▶ Data to process:
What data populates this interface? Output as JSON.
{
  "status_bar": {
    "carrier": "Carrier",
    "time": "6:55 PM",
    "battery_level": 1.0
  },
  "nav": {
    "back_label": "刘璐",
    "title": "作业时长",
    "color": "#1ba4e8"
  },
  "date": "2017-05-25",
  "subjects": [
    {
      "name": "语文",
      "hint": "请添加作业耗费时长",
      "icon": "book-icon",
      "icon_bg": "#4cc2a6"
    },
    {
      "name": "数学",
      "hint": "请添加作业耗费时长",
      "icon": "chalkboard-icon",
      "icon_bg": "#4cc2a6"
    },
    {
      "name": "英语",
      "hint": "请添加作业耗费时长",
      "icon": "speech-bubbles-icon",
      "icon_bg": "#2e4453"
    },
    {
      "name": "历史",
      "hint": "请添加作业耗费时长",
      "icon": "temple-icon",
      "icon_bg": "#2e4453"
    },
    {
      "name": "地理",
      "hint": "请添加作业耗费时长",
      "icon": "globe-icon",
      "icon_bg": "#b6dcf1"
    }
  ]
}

▶ Exercise directions:
Reproduce the full set of records precisely.

▶ Complete answer:
What data populates this interface? Output as JSON.
{
  "status_bar": {
    "carrier": "Carrier",
    "time": "6:55 PM",
    "battery_level": 1.0
  },
  "nav": {
    "back_label": "刘璐",
    "title": "作业时长",
    "color": "#1ba4e8"
  },
  "date": "2017-05-25",
  "subjects": [
    {
      "name": "语文",
      "hint": "请添加作业耗费时长",
      "icon": "book-icon",
      "icon_bg": "#4cc2a6"
    },
    {
      "name": "数学",
      "hint": "请添加作业耗费时长",
      "icon": "chalkboard-icon",
      "icon_bg": "#4cc2a6"
    },
    {
      "name": "英语",
      "hint": "请添加作业耗费时长",
      "icon": "speech-bubbles-icon",
      "icon_bg": "#2e4453"
    },
    {
      "name": "历史",
      "hint": "请添加作业耗费时长",
      "icon": "temple-icon",
      "icon_bg": "#2e4453"
    },
    {
      "name": "地理",
      "hint": "请添加作业耗费时长",
      "icon": "globe-icon",
      "icon_bg": "#b6dcf1"
    }
  ]
}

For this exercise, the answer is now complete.